→ What you should do: Each of the entries should be retyped precisely as it appears.

====================

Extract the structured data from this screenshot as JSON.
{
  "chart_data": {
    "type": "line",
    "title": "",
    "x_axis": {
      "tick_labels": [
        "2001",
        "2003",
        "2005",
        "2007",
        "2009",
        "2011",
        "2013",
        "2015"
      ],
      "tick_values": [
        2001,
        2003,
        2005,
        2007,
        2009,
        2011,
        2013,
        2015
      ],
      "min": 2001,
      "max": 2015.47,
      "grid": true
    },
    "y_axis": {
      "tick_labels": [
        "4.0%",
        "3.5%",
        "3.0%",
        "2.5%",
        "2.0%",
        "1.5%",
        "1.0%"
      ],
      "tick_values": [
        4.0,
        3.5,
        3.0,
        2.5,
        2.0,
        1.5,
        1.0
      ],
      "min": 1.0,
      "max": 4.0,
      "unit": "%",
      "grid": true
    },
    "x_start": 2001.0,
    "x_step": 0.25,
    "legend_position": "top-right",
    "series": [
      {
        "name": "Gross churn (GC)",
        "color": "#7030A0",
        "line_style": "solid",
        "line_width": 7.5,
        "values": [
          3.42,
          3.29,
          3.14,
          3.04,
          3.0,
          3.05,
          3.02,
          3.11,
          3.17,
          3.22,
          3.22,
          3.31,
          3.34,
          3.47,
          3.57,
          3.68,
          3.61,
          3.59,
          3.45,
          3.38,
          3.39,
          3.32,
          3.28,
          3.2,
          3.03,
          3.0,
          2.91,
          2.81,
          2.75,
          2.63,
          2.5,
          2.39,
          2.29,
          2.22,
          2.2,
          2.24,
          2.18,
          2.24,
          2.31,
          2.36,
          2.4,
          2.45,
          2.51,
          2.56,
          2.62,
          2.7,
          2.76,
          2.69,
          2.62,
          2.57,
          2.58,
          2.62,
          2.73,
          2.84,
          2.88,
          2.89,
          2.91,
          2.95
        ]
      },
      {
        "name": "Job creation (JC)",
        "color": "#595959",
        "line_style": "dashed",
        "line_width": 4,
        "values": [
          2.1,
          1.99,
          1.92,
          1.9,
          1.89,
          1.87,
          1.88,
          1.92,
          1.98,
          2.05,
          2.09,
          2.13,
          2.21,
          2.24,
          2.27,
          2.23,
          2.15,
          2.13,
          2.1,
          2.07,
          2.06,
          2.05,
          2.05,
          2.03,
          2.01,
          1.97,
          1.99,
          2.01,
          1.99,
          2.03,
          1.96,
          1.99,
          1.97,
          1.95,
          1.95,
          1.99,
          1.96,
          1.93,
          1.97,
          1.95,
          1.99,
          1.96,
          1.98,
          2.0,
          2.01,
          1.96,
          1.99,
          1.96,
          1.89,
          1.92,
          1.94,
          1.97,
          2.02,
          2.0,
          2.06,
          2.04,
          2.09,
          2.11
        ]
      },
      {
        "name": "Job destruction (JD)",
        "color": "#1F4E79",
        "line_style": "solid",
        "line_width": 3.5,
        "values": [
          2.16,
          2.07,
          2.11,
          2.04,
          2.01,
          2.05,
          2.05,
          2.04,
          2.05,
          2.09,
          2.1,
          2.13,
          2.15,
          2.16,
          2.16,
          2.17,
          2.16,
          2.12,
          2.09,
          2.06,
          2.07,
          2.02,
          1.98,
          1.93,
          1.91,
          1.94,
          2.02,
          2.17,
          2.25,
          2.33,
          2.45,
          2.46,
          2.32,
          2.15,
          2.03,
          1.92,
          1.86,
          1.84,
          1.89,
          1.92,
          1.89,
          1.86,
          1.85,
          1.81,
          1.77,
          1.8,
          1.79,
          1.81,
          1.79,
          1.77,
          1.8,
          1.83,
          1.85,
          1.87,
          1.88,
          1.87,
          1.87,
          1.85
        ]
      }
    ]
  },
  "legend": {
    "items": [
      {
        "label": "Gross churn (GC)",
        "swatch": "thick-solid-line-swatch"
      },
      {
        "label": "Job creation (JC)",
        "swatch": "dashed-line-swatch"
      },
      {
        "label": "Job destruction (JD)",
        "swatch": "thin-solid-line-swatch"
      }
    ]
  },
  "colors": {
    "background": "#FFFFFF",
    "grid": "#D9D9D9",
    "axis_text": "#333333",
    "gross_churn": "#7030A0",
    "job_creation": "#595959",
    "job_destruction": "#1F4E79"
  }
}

====================

→ Answer below:
Extract the structured data from this screenshot as JSON.
{
  "chart_data": {
    "type": "line",
    "title": "",
    "x_axis": {
      "tick_labels": [
        "2001",
        "2003",
        "2005",
        "2007",
        "2009",
        "2011",
        "2013",
        "2015"
      ],
      "tick_values": [
        2001,
        2003,
        2005,
        2007,
        2009,
        2011,
        2013,
        2015
      ],
      "min": 2001,
      "max": 2015.47,
      "grid": true
    },
    "y_axis": {
      "tick_labels": [
        "4.0%",
        "3.5%",
        "3.0%",
        "2.5%",
        "2.0%",
        "1.5%",
        "1.0%"
      ],
      "tick_values": [
        4.0,
        3.5,
        3.0,
        2.5,
        2.0,
        1.5,
        1.0
      ],
      "min": 1.0,
      "max": 4.0,
      "unit": "%",
      "grid": true
    },
    "x_start": 2001.0,
    "x_step": 0.25,
    "legend_position": "top-right",
    "series": [
      {
        "name": "Gross churn (GC)",
        "color": "#7030A0",
        "line_style": "solid",
        "line_width": 7.5,
        "values": [
          3.42,
          3.29,
          3.14,
          3.04,
          3.0,
          3.05,
          3.02,
          3.11,
          3.17,
          3.22,
          3.22,
          3.31,
          3.34,
          3.47,
          3.57,
          3.68,
          3.61,
          3.59,
          3.45,
          3.38,
          3.39,
          3.32,
          3.28,
          3.2,
          3.03,
          3.0,
          2.91,
          2.81,
          2.75,
          2.63,
          2.5,
          2.39,
          2.29,
          2.22,
          2.2,
          2.24,
          2.18,
          2.24,
          2.31,
          2.36,
          2.4,
          2.45,
          2.51,
          2.56,
          2.62,
          2.7,
          2.76,
          2.69,
          2.62,
          2.57,
          2.58,
          2.62,
          2.73,
          2.84,
          2.88,
          2.89,
          2.91,
          2.95
        ]
      },
      {
        "name": "Job creation (JC)",
        "color": "#595959",
        "line_style": "dashed",
        "line_width": 4,
        "values": [
          2.1,
          1.99,
          1.92,
          1.9,
          1.89,
          1.87,
          1.88,
          1.92,
          1.98,
          2.05,
          2.09,
          2.13,
          2.21,
          2.24,
          2.27,
          2.23,
          2.15,
          2.13,
          2.1,
          2.07,
          2.06,
          2.05,
          2.05,
          2.03,
          2.01,
          1.97,
          1.99,
          2.01,
          1.99,
          2.03,
          1.96,
          1.99,
          1.97,
          1.95,
          1.95,
          1.99,
          1.96,
          1.93,
          1.97,
          1.95,
          1.99,
          1.96,
          1.98,
          2.0,
          2.01,
          1.96,
          1.99,
          1.96,
          1.89,
          1.92,
          1.94,
          1.97,
          2.02,
          2.0,
          2.06,
          2.04,
          2.09,
          2.11
        ]
      },
      {
        "name": "Job destruction (JD)",
        "color": "#1F4E79",
        "line_style": "solid",
        "line_width": 3.5,
        "values": [
          2.16,
          2.07,
          2.11,
          2.04,
          2.01,
          2.05,
          2.05,
          2.04,
          2.05,
          2.09,
          2.1,
          2.13,
          2.15,
          2.16,
          2.16,
          2.17,
          2.16,
          2.12,
          2.09,
          2.06,
          2.07,
          2.02,
          1.98,
          1.93,
          1.91,
          1.94,
          2.02,
          2.17,
          2.25,
          2.33,
          2.45,
          2.46,
          2.32,
          2.15,
          2.03,
          1.92,
          1.86,
          1.84,
          1.89,
          1.92,
          1.89,
          1.86,
          1.85,
          1.81,
          1.77,
          1.8,
          1.79,
          1.81,
          1.79,
          1.77,
          1.8,
          1.83,
          1.85,
          1.87,
          1.88,
          1.87,
          1.87,
          1.85
        ]
      }
    ]
  },
  "legend": {
    "items": [
      {
        "label": "Gross churn (GC)",
        "swatch": "thick-solid-line-swatch"
      },
      {
        "label": "Job creation (JC)",
        "swatch": "dashed-line-swatch"
      },
      {
        "label": "Job destruction (JD)",
        "swatch": "thin-solid-line-swatch"
      }
    ]
  },
  "colors": {
    "background": "#FFFFFF",
    "grid": "#D9D9D9",
    "axis_text": "#333333",
    "gross_churn": "#7030A0",
    "job_creation": "#595959",
    "job_destruction": "#1F4E79"
  }
}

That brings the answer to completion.